_WHAT THE TASK ASKS_
Check each line of the records for "type"; collect those that have it.

_RECORDS PROVIDED_
[start]

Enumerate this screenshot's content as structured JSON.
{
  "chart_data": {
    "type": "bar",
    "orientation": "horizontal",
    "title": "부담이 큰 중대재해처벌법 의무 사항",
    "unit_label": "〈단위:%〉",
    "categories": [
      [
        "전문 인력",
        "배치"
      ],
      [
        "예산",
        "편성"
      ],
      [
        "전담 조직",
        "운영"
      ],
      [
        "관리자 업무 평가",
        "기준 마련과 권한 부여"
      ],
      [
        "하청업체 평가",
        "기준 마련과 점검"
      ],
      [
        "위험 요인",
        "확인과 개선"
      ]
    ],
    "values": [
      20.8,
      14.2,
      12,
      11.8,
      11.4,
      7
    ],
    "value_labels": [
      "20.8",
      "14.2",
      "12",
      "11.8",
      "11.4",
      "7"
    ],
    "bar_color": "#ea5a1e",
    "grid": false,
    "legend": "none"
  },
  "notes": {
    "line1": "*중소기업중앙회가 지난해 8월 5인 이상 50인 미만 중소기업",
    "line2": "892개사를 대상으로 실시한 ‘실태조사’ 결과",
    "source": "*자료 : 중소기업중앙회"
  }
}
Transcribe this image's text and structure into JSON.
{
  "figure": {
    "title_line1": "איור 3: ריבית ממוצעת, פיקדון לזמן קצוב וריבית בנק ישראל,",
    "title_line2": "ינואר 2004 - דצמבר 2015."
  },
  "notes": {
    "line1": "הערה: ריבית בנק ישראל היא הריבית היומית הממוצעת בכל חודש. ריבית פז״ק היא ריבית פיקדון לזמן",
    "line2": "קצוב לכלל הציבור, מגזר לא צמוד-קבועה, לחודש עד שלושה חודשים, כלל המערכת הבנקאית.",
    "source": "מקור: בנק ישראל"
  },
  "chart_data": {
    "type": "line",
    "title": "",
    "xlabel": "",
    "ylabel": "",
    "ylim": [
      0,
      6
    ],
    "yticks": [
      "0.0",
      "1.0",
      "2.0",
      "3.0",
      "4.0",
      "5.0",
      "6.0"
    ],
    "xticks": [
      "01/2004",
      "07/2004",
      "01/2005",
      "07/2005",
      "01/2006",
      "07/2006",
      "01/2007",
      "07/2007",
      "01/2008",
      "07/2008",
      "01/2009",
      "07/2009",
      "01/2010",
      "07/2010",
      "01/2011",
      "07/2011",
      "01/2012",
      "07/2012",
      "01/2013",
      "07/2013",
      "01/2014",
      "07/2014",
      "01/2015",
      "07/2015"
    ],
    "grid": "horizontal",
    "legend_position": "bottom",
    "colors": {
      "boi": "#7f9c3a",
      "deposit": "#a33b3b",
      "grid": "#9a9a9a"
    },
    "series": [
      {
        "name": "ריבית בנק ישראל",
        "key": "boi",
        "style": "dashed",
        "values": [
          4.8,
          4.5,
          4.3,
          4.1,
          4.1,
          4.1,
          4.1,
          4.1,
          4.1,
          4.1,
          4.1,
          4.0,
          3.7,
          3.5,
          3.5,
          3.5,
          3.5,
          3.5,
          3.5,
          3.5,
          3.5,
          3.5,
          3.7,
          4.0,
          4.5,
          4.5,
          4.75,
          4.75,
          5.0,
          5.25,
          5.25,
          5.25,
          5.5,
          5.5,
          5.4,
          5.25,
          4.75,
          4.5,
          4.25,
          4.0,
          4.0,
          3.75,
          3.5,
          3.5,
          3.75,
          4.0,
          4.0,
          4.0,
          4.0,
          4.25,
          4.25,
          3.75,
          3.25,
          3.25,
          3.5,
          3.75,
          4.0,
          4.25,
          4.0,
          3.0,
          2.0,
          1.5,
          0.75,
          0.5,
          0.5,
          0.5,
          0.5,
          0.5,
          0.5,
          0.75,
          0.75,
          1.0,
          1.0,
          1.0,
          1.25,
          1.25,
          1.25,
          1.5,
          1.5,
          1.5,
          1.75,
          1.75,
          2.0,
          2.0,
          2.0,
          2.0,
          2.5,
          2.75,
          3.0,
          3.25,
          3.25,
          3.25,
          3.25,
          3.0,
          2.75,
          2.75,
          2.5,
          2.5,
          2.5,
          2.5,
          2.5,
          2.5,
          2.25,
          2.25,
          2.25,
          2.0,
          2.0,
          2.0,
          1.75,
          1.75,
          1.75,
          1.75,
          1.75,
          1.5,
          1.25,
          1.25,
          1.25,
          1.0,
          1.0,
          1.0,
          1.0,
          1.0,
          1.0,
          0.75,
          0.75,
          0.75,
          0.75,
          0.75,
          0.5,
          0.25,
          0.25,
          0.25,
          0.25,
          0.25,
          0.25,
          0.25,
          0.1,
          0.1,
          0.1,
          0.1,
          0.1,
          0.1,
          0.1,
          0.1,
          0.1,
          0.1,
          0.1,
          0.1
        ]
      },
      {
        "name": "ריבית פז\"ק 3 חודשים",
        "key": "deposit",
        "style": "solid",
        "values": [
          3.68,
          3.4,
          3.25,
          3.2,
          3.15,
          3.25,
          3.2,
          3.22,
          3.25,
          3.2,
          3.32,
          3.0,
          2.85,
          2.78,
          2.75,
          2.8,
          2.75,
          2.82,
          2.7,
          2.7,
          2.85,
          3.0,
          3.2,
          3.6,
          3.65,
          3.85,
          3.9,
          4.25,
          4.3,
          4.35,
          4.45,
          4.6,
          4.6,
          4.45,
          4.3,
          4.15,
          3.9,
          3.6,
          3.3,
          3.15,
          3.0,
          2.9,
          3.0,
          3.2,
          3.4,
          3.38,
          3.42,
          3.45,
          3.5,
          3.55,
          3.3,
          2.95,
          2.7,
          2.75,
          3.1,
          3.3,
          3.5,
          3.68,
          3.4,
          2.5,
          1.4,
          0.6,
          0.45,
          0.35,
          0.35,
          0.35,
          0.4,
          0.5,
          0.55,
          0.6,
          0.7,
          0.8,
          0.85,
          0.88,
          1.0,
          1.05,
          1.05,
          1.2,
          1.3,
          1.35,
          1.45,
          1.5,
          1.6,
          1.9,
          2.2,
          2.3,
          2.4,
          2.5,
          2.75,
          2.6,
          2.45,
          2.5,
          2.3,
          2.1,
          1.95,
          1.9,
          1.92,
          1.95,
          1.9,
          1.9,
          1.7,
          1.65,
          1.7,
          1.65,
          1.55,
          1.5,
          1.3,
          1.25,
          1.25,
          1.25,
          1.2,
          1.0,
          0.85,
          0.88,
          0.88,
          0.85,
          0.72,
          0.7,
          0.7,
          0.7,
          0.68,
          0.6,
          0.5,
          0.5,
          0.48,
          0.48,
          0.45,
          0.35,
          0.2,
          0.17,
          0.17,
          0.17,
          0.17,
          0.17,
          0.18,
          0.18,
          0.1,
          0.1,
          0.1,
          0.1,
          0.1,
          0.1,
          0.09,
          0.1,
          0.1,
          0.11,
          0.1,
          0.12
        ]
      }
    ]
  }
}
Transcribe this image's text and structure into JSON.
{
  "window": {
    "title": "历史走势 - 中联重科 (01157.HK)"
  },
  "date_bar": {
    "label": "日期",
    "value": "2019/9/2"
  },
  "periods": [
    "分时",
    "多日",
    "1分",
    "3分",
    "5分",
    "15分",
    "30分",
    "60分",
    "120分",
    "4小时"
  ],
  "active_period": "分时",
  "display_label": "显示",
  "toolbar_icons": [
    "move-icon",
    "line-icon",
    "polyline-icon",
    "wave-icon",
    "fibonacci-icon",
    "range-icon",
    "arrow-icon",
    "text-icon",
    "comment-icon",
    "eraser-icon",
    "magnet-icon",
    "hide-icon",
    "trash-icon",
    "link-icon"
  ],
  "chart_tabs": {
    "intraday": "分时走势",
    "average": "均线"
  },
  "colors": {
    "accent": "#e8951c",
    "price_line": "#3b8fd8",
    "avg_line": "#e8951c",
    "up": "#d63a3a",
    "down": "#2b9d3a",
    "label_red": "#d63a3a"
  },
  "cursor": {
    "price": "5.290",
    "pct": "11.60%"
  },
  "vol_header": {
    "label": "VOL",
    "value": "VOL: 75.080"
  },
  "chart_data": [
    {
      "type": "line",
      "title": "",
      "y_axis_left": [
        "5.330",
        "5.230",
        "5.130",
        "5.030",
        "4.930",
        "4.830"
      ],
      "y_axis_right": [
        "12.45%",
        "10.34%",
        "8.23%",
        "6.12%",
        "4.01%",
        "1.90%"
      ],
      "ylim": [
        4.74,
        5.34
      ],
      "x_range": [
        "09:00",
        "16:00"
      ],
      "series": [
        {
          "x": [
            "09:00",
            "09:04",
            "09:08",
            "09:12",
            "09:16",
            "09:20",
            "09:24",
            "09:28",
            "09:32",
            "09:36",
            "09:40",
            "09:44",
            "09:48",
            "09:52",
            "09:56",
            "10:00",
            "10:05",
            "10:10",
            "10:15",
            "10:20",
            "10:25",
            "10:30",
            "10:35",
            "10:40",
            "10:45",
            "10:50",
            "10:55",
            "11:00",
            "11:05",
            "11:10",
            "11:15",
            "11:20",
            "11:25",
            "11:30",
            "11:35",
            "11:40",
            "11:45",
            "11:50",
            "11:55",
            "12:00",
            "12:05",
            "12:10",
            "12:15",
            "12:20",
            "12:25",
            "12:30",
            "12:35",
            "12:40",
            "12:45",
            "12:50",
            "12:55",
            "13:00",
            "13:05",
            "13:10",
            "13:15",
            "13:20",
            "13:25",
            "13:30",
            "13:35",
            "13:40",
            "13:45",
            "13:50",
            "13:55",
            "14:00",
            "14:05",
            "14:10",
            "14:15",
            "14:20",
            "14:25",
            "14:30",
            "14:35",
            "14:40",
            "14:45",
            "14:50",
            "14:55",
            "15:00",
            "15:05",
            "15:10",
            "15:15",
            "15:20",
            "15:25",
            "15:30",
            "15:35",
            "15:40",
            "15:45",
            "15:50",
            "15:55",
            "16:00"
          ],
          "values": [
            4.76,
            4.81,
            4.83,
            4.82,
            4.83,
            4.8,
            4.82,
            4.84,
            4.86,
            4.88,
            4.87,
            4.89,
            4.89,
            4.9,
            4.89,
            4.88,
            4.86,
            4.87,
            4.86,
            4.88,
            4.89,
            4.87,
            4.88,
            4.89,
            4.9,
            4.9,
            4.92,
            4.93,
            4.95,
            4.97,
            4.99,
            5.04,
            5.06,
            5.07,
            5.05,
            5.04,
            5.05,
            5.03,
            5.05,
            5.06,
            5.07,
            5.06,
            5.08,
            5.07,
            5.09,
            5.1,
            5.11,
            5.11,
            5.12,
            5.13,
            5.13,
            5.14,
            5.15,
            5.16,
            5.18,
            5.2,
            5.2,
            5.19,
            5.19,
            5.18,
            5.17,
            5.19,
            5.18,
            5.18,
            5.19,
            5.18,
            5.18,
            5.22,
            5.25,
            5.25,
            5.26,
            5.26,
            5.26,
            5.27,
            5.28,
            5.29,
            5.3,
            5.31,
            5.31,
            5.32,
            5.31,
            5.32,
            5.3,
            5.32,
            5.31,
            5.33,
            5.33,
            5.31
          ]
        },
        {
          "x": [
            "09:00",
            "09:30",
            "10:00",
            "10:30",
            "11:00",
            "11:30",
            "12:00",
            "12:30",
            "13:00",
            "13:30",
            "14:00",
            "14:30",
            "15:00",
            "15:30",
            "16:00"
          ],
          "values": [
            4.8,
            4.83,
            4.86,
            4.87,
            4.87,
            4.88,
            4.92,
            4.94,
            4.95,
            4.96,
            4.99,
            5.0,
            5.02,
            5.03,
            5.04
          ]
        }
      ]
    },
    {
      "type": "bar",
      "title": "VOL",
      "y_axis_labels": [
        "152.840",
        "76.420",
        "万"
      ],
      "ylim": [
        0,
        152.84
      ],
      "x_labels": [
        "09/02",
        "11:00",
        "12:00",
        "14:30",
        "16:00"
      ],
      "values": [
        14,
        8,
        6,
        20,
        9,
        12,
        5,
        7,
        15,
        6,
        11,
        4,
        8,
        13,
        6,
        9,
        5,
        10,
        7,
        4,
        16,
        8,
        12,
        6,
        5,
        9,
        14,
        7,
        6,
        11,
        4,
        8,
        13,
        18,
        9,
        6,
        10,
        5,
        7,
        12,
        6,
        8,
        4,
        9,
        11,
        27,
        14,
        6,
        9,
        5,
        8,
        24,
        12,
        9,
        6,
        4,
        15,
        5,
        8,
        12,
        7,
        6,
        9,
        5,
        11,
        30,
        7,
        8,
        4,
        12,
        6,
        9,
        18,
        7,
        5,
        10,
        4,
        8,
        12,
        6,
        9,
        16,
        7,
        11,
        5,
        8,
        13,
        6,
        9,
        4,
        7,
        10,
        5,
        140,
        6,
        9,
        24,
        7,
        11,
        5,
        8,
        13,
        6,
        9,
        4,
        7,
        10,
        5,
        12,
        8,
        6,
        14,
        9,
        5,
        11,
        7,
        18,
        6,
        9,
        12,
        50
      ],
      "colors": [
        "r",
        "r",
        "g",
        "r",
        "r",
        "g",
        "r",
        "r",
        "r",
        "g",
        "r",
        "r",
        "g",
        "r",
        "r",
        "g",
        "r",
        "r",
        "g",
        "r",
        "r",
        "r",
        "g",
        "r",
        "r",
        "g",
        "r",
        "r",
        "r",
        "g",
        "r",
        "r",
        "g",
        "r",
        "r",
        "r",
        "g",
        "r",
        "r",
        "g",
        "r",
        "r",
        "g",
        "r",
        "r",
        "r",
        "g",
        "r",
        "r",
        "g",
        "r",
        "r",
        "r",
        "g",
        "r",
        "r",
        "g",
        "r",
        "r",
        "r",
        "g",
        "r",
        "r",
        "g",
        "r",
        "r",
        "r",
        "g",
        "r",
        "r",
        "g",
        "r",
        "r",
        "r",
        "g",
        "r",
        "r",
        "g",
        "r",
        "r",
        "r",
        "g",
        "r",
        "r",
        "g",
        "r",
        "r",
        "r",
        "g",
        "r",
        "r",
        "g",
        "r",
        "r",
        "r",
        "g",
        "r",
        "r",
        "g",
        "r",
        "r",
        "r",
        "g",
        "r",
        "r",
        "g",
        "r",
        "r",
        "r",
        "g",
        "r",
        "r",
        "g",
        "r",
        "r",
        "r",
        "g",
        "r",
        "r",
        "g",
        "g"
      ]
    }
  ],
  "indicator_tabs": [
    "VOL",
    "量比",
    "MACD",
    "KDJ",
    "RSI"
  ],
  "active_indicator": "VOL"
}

[end]

_PROBLEM SOLUTION_
    "type": "bar",
    "type": "line",
      "type": "line",
      "type": "bar",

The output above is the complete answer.